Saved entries
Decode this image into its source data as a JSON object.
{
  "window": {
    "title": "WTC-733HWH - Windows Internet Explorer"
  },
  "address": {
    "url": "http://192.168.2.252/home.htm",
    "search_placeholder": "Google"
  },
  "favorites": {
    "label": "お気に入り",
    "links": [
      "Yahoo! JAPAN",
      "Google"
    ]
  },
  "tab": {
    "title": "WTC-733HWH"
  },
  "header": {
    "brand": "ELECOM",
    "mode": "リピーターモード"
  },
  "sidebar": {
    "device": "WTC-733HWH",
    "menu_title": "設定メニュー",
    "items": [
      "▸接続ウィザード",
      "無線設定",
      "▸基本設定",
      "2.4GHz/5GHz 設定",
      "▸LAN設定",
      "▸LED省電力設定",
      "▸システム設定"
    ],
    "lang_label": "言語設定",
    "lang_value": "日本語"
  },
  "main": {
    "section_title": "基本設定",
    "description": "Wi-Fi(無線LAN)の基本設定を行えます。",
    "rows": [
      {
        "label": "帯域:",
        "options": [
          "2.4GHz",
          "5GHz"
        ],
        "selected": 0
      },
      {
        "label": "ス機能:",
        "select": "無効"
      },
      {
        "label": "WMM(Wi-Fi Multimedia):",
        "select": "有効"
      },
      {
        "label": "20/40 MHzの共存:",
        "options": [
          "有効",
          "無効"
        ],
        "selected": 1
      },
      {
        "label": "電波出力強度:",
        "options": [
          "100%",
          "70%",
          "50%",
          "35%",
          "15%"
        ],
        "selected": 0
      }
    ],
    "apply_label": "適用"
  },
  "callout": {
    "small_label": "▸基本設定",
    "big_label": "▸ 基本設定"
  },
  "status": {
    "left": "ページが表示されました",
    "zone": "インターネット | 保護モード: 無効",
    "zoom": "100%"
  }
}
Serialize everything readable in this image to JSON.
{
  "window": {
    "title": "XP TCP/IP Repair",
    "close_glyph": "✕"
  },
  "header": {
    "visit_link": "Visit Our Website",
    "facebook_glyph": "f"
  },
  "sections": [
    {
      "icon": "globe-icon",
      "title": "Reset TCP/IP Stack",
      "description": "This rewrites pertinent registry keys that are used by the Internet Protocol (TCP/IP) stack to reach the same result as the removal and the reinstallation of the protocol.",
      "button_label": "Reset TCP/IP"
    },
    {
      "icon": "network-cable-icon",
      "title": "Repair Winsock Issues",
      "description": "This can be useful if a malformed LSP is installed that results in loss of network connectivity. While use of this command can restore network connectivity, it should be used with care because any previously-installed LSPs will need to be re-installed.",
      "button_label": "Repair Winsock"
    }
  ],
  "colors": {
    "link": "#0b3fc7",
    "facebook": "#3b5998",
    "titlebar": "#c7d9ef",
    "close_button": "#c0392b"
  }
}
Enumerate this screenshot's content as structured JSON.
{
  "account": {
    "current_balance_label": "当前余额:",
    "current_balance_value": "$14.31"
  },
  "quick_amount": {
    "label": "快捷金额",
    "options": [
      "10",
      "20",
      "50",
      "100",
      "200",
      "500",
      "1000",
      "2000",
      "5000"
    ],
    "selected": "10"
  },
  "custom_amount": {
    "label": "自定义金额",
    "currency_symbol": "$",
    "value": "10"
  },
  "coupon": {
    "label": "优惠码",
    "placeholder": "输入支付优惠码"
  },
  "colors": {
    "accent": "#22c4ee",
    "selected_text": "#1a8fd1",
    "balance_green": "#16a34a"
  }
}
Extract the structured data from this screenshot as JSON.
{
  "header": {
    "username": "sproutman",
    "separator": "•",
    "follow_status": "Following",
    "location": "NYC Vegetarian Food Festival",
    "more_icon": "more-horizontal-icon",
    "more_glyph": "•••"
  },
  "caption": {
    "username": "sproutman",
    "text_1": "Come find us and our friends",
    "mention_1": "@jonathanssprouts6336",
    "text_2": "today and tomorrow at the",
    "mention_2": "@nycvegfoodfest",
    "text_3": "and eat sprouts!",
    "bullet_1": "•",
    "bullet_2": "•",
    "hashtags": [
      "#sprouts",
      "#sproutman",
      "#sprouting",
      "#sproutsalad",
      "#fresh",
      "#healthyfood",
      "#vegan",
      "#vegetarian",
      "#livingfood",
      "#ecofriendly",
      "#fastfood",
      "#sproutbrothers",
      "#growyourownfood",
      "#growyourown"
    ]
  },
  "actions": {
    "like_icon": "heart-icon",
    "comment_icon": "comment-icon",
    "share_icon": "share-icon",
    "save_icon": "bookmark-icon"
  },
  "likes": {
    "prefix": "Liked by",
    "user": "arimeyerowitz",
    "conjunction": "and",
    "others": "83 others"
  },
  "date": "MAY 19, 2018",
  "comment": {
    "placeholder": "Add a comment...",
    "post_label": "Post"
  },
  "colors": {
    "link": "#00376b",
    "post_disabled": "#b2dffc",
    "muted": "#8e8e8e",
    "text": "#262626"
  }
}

**Prompt:** Which lines include "used"? Copy each of them out.

**Expected answer:**
      "description": "This rewrites pertinent registry keys that are used by the Internet Protocol (TCP/IP) stack to reach the same result as the removal and the reinstallation of the protocol.",
      "description": "This can be useful if a malformed LSP is installed that results in loss of network connectivity. While use of this command can restore network connectivity, it should be used with care because any previously-installed LSPs will need to be re-installed.",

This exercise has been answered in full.